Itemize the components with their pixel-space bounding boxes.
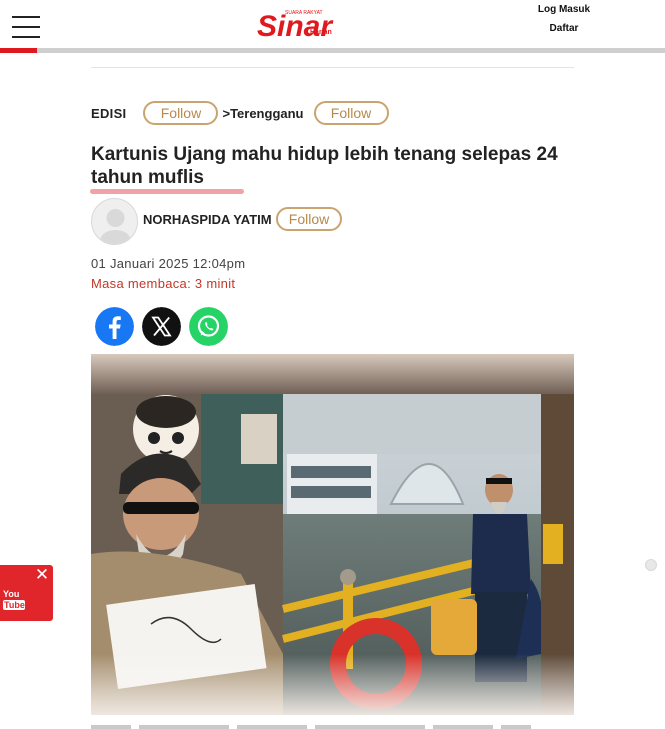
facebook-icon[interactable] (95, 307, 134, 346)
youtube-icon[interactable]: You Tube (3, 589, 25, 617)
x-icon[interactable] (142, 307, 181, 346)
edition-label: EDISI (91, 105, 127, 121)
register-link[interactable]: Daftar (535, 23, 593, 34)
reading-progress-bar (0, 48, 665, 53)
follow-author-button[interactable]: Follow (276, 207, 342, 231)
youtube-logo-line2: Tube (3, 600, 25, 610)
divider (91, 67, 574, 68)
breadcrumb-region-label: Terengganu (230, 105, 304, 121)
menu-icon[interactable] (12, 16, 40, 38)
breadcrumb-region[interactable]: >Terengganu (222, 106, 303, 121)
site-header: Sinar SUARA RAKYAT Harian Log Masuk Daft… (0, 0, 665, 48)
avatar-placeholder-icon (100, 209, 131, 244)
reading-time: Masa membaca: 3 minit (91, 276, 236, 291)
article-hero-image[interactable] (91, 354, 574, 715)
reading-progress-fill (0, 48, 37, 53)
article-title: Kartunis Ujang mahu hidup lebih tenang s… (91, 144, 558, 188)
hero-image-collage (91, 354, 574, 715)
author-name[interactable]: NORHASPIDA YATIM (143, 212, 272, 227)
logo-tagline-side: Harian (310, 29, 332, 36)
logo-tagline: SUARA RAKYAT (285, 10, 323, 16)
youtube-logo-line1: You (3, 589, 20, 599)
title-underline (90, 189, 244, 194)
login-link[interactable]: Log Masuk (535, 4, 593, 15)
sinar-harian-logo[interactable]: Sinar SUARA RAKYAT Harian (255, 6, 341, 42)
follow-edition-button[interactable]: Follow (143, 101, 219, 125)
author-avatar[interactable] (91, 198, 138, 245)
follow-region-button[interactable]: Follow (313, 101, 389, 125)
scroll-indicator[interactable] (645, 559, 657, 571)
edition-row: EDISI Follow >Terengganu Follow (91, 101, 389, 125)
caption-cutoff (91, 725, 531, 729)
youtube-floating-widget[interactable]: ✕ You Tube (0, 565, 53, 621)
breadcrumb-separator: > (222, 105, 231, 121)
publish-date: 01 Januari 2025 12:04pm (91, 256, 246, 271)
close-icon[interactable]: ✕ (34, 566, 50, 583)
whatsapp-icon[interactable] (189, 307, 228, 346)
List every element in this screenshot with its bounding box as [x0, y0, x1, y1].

******

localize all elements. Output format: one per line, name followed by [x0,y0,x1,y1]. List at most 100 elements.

******

### Problem to solve
Recast the data from the line with "Itemize the components" up to and including the line with "edition-row: EDISI Follow" as a two-column CSV headed instruction and response, with one row for each instruction and its response, each in one quoted field with line breaks turned into spaces. Leave the pictures out.

### The completed task
instruction,response
"Itemize the components with their pixel-space bounding boxes.","facebook-icon[interactable] (95, 307, 134, 346) youtube-icon[interactable]: You Tube (3, 589, 25, 617) x-icon[interactable] (142, 307, 181, 346) edition-label: EDISI (91, 105, 127, 121) register-link[interactable]: Daftar (535, 23, 593, 34) reading-progress-bar (0, 48, 665, 53) follow-author-button[interactable]: Follow (276, 207, 342, 231) youtube-logo-line2: Tube (3, 600, 25, 610) divider (91, 67, 574, 68) breadcrumb-region-label: Terengganu (230, 105, 304, 121) menu-icon[interactable] (12, 16, 40, 38) breadcrumb-region[interactable]: >Terengganu (222, 106, 303, 121) site-header: Sinar SUARA RAKYAT Harian Log Masuk Daft… (0, 0, 665, 48) avatar-placeholder-icon (100, 209, 131, 244) reading-time: Masa membaca: 3 minit (91, 276, 236, 291) article-hero-image[interactable] (91, 354, 574, 715) reading-progress-fill (0, 48, 37, 53) article-title: Kartunis Ujang mahu hidup lebih tenang s… (91, 144, 558, 188) hero-image-collage (91, 354, 574, 715) author-name[interactable]: NORHASPIDA YATIM (143, 212, 272, 227) logo-tagline-side: Harian (310, 29, 332, 36) logo-tagline: SUARA RAKYAT (285, 10, 323, 16) youtube-logo-line1: You (3, 589, 20, 599) title-underline (90, 189, 244, 194) login-link[interactable]: Log Masuk (535, 4, 593, 15) sinar-harian-logo[interactable]: Sinar SUARA RAKYAT Harian (255, 6, 341, 42) follow-edition-button[interactable]: Follow (143, 101, 219, 125) author-avatar[interactable] (91, 198, 138, 245) follow-region-button[interactable]: Follow (313, 101, 389, 125) scroll-indicator[interactable] (645, 559, 657, 571) edition-row: EDISI Follow >Terengganu Follow (91, 101, 389, 125)"